**What to do:**
Find how many lines contain the word "placeholder" and state that number alone.

**Records provided:**

----------------

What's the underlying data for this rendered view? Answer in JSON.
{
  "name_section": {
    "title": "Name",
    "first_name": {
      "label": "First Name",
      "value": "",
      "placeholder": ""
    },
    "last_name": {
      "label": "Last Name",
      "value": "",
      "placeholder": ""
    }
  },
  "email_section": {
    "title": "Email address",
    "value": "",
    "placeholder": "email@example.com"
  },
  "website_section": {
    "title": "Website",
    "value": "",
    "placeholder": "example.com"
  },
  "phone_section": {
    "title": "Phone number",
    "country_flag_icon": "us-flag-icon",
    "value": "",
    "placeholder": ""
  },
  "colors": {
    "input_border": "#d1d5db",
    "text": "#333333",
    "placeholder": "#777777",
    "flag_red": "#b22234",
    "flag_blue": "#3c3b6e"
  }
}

----------------

**Task result:**
6